What this task involves - Copy every line of the entries below verbatim, leaving out the pictures.

[Element placement data]
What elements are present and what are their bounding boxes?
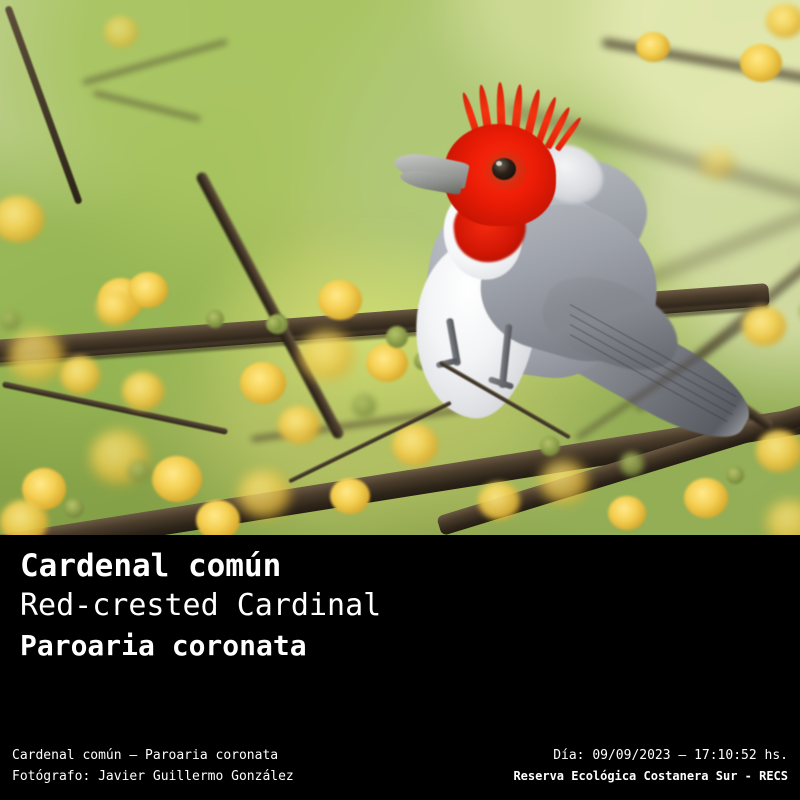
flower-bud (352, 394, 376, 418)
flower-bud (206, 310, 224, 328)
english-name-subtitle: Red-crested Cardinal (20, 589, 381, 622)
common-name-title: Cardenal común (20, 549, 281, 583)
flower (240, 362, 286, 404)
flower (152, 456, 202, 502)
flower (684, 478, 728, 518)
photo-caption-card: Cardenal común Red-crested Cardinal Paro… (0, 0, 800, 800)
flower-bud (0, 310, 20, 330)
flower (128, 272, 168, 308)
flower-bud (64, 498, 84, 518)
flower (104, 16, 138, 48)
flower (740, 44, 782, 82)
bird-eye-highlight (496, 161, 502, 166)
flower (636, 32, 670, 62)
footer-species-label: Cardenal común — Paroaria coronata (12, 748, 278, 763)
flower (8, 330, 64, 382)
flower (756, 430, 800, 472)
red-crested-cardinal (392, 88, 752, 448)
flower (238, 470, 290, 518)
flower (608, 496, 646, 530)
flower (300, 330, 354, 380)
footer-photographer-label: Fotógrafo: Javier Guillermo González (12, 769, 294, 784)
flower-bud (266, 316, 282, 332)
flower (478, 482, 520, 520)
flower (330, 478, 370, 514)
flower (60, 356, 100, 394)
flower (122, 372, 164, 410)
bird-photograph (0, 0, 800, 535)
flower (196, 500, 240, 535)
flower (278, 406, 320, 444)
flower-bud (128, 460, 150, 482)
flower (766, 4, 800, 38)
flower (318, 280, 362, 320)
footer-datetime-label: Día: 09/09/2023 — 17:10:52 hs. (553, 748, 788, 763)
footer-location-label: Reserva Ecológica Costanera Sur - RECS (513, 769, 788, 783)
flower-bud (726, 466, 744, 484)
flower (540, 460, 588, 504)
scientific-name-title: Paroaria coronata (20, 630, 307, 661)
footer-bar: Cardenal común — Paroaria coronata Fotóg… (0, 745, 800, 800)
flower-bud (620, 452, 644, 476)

Correct output -
What elements are present and what are their bounding boxes?
flower-bud (352, 394, 376, 418)
flower-bud (206, 310, 224, 328)
english-name-subtitle: Red-crested Cardinal (20, 589, 381, 622)
common-name-title: Cardenal común (20, 549, 281, 583)
flower (240, 362, 286, 404)
flower (152, 456, 202, 502)
flower (684, 478, 728, 518)
photo-caption-card: Cardenal común Red-crested Cardinal Paro… (0, 0, 800, 800)
flower-bud (0, 310, 20, 330)
flower (128, 272, 168, 308)
flower-bud (64, 498, 84, 518)
flower (104, 16, 138, 48)
flower (740, 44, 782, 82)
bird-eye-highlight (496, 161, 502, 166)
flower (636, 32, 670, 62)
footer-species-label: Cardenal común — Paroaria coronata (12, 748, 278, 763)
flower (8, 330, 64, 382)
flower (756, 430, 800, 472)
red-crested-cardinal (392, 88, 752, 448)
flower (238, 470, 290, 518)
flower (608, 496, 646, 530)
flower (300, 330, 354, 380)
footer-photographer-label: Fotógrafo: Javier Guillermo González (12, 769, 294, 784)
flower-bud (266, 316, 282, 332)
flower (478, 482, 520, 520)
flower (330, 478, 370, 514)
flower (60, 356, 100, 394)
flower (122, 372, 164, 410)
bird-photograph (0, 0, 800, 535)
flower (196, 500, 240, 535)
flower (278, 406, 320, 444)
flower-bud (128, 460, 150, 482)
flower (766, 4, 800, 38)
flower (318, 280, 362, 320)
footer-datetime-label: Día: 09/09/2023 — 17:10:52 hs. (553, 748, 788, 763)
footer-location-label: Reserva Ecológica Costanera Sur - RECS (513, 769, 788, 783)
flower-bud (726, 466, 744, 484)
flower (540, 460, 588, 504)
scientific-name-title: Paroaria coronata (20, 630, 307, 661)
footer-bar: Cardenal común — Paroaria coronata Fotóg… (0, 745, 800, 800)
flower-bud (620, 452, 644, 476)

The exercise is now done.